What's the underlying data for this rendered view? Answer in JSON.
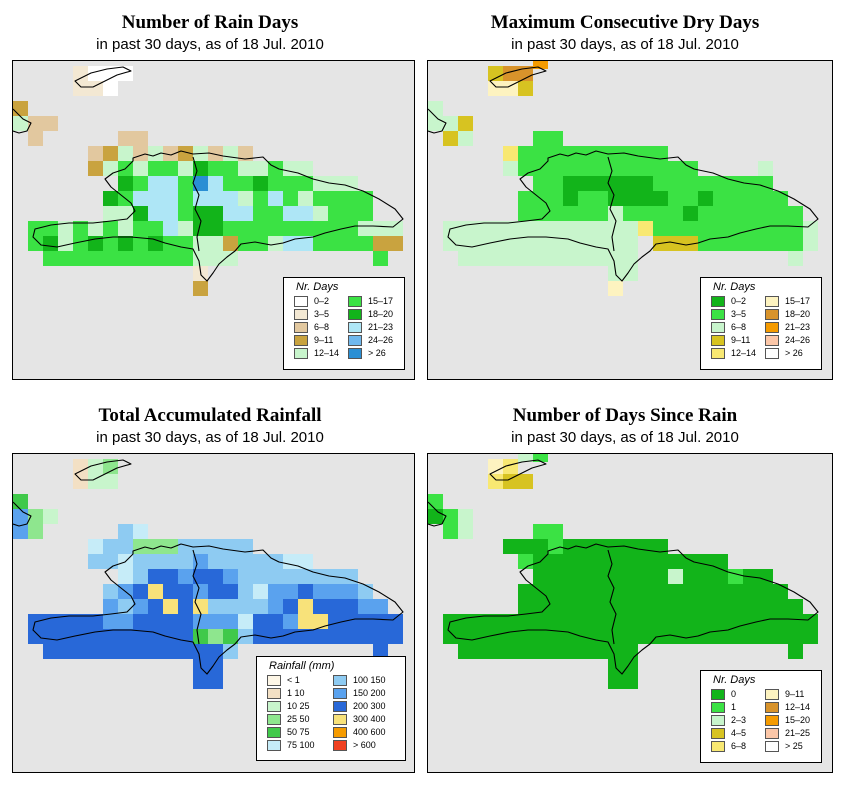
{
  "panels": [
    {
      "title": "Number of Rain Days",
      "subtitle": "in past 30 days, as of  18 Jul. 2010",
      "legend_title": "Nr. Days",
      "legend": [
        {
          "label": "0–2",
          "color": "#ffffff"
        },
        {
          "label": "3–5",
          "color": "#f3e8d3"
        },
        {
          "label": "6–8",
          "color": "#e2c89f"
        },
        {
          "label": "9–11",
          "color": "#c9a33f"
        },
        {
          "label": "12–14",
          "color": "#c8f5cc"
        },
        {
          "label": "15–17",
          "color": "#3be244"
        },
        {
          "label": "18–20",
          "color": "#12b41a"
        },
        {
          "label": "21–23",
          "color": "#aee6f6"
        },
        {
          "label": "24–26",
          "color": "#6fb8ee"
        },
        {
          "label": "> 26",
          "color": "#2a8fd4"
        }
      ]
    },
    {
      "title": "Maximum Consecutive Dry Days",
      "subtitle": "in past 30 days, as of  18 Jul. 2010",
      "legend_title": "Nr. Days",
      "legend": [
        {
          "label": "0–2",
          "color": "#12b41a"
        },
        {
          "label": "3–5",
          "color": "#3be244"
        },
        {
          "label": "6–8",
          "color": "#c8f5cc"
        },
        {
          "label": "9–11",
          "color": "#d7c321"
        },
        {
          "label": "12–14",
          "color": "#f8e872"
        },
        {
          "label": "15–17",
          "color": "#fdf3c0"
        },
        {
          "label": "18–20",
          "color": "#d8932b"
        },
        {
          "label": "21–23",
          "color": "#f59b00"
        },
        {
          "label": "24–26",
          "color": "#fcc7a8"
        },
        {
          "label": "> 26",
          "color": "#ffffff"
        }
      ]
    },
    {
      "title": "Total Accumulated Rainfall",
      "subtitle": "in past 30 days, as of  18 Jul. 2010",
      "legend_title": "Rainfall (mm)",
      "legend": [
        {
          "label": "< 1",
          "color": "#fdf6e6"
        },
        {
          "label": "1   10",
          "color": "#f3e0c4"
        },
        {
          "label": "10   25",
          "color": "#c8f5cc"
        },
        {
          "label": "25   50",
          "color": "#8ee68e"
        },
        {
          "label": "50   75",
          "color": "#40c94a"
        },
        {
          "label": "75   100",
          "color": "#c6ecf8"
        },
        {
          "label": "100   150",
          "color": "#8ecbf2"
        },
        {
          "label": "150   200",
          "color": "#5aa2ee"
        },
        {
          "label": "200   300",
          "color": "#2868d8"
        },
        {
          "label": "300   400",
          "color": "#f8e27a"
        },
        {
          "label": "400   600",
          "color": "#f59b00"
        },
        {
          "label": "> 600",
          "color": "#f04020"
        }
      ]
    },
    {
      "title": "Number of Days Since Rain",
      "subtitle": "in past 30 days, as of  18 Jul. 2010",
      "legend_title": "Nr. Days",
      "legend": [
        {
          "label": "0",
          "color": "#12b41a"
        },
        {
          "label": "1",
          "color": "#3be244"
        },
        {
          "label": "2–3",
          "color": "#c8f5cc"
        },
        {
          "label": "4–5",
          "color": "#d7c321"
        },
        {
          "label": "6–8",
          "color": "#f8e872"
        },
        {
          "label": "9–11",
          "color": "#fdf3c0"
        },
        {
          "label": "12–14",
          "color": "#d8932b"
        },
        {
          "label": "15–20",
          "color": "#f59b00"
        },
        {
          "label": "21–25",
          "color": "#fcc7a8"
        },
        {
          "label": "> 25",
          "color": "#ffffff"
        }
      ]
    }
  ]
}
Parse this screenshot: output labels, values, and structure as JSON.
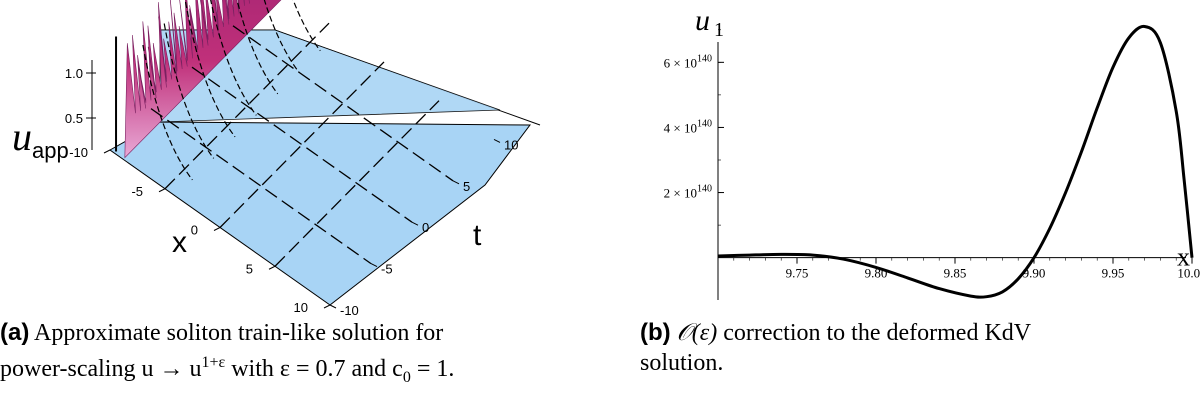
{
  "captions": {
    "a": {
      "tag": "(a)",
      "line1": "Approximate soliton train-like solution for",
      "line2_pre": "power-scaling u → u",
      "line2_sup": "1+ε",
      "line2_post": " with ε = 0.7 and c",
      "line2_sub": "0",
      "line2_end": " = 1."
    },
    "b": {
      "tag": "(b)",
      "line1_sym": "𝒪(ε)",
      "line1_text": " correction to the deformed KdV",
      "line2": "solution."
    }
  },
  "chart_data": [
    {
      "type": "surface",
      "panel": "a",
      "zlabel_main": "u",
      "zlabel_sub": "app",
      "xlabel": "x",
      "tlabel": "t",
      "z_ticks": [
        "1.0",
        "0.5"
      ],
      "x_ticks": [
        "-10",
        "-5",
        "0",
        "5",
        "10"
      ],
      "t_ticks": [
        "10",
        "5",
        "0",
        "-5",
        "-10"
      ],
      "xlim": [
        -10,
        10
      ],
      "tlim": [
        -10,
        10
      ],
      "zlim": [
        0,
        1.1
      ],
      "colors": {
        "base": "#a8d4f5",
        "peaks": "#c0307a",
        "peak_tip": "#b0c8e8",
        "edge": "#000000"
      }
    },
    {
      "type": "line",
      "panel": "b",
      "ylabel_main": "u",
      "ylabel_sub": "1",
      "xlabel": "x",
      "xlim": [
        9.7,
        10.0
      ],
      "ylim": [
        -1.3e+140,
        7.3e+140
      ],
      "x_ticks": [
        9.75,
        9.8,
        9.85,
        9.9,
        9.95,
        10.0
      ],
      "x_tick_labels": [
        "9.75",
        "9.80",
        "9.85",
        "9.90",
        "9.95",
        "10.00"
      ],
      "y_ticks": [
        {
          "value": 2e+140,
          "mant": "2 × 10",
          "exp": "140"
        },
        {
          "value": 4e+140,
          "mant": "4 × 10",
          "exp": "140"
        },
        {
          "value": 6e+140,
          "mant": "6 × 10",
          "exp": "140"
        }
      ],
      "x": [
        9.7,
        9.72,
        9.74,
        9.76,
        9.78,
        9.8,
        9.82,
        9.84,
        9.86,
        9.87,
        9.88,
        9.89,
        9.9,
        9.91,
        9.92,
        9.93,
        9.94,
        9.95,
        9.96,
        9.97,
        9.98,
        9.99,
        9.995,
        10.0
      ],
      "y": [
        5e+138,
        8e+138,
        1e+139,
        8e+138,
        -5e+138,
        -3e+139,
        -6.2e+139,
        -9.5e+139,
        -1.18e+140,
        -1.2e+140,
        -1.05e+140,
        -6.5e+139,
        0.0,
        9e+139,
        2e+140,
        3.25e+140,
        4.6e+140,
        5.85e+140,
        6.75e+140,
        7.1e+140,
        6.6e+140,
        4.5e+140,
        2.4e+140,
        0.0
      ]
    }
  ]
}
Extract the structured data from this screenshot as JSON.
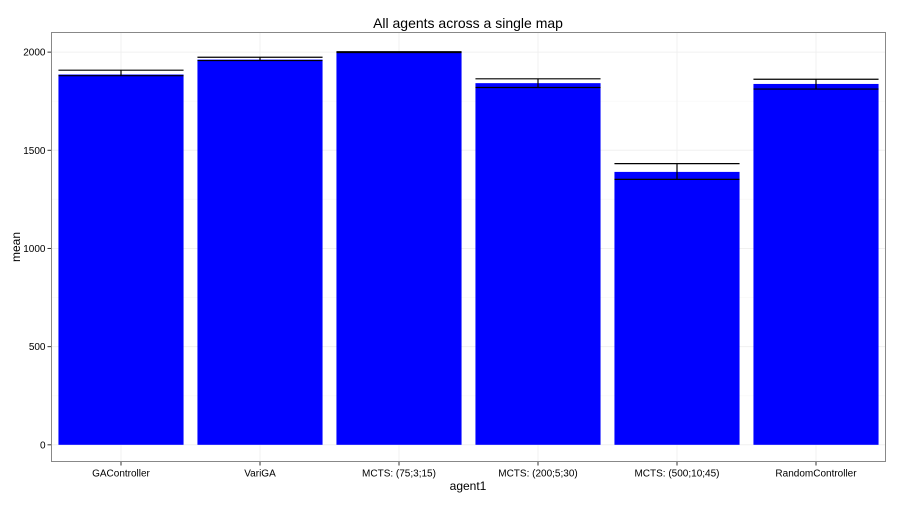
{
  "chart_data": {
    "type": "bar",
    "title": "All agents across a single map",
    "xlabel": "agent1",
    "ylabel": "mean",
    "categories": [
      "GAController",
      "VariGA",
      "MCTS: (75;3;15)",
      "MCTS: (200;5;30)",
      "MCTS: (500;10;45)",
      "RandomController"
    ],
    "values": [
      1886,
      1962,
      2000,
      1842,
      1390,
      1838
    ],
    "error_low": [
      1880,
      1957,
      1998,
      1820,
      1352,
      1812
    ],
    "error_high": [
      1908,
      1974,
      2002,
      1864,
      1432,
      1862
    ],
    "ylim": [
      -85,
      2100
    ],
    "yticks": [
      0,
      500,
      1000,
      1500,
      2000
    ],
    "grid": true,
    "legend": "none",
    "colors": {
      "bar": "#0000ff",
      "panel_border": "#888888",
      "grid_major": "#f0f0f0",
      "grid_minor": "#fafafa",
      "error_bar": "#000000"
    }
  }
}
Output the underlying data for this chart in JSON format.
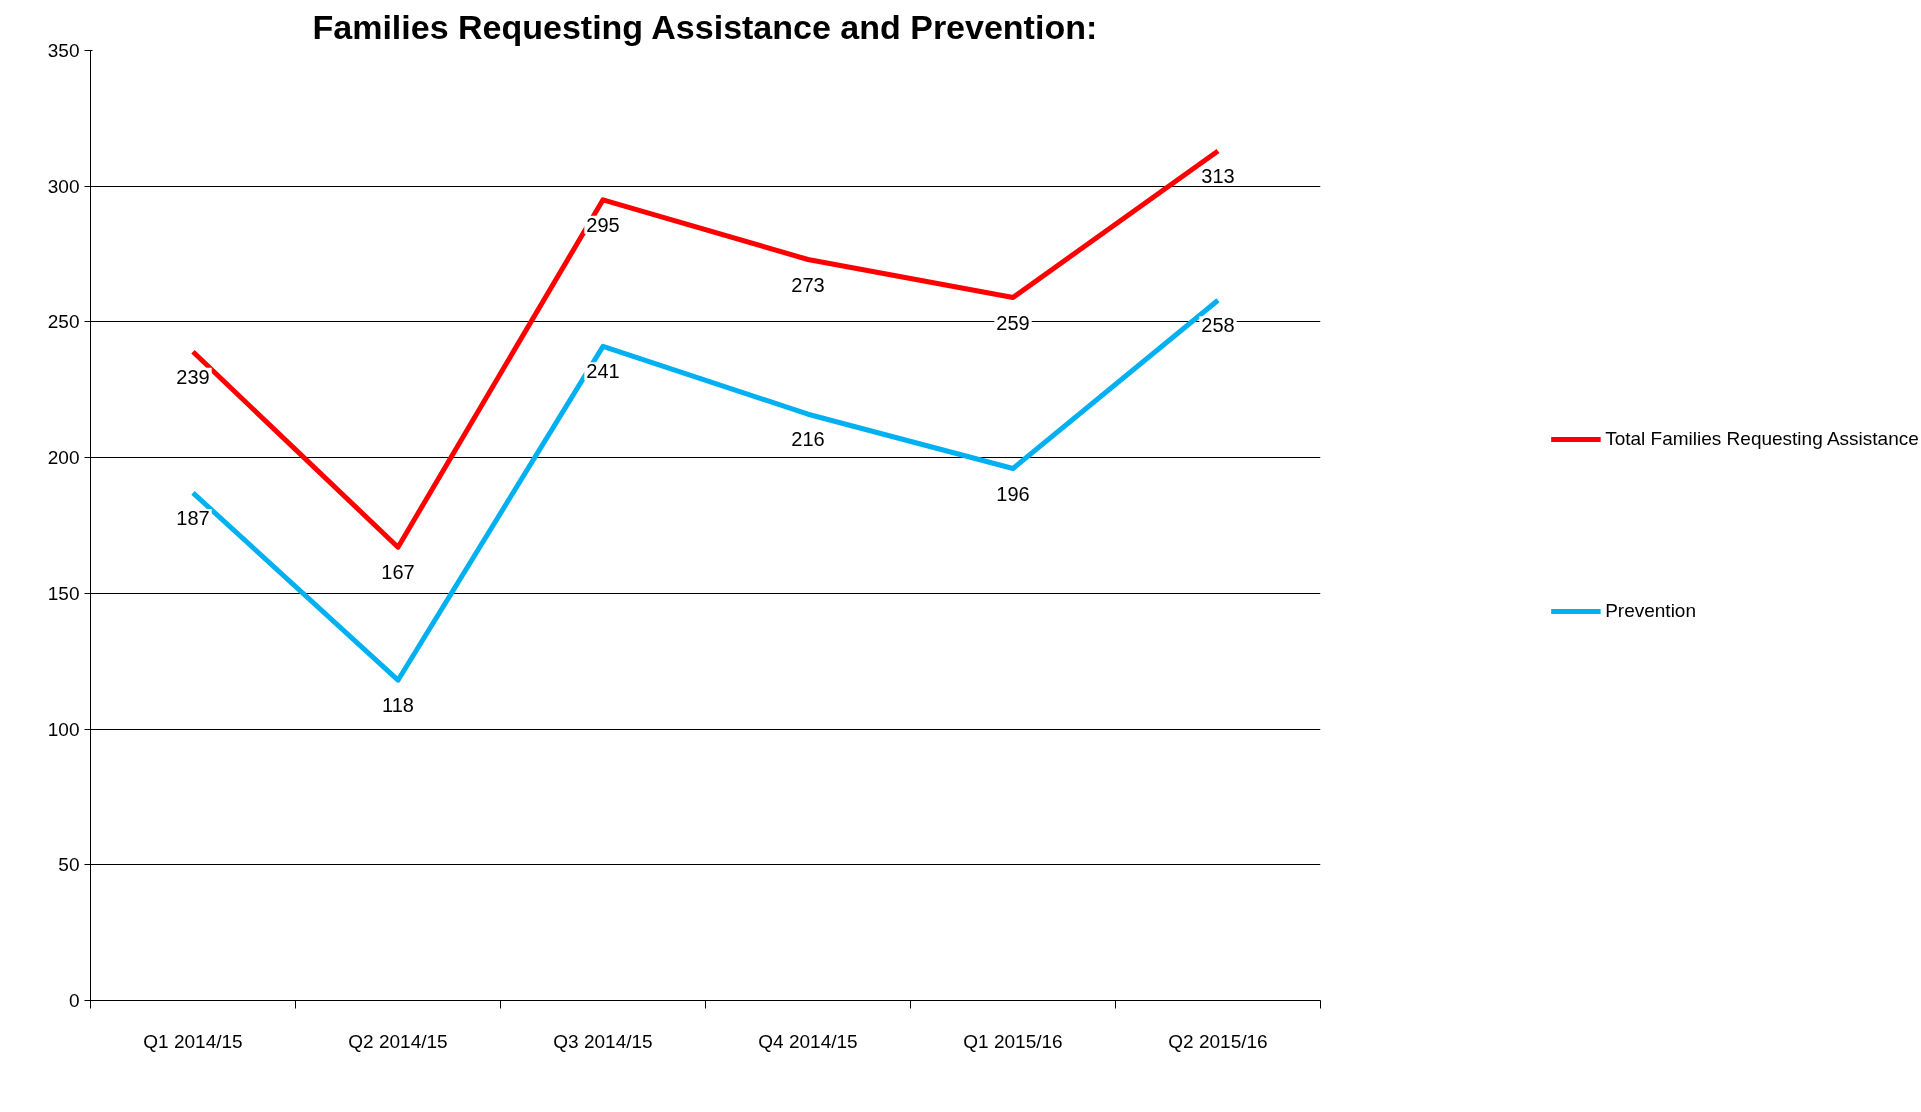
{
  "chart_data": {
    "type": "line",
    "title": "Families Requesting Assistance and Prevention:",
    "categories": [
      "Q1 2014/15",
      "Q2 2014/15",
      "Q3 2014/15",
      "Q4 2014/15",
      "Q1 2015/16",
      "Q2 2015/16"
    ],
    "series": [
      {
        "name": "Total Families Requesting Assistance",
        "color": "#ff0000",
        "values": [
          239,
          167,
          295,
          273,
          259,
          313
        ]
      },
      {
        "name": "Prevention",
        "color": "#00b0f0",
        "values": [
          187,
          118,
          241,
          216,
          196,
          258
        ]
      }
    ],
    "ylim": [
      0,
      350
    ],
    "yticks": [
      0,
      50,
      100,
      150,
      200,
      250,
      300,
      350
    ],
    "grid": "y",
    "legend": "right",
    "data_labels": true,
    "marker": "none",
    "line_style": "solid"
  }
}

▸ THE TASK:
Extract, word for word, every line from the one holding "Output the underlying" through the closing line of the data above. Do not include any pictures.

▸ RESULT:
Output the underlying data for this chart in JSON format.
{
  "chart_data": {
    "type": "line",
    "title": "Families Requesting Assistance and Prevention:",
    "categories": [
      "Q1 2014/15",
      "Q2 2014/15",
      "Q3 2014/15",
      "Q4 2014/15",
      "Q1 2015/16",
      "Q2 2015/16"
    ],
    "series": [
      {
        "name": "Total Families Requesting Assistance",
        "color": "#ff0000",
        "values": [
          239,
          167,
          295,
          273,
          259,
          313
        ]
      },
      {
        "name": "Prevention",
        "color": "#00b0f0",
        "values": [
          187,
          118,
          241,
          216,
          196,
          258
        ]
      }
    ],
    "ylim": [
      0,
      350
    ],
    "yticks": [
      0,
      50,
      100,
      150,
      200,
      250,
      300,
      350
    ],
    "grid": "y",
    "legend": "right",
    "data_labels": true,
    "marker": "none",
    "line_style": "solid"
  }
}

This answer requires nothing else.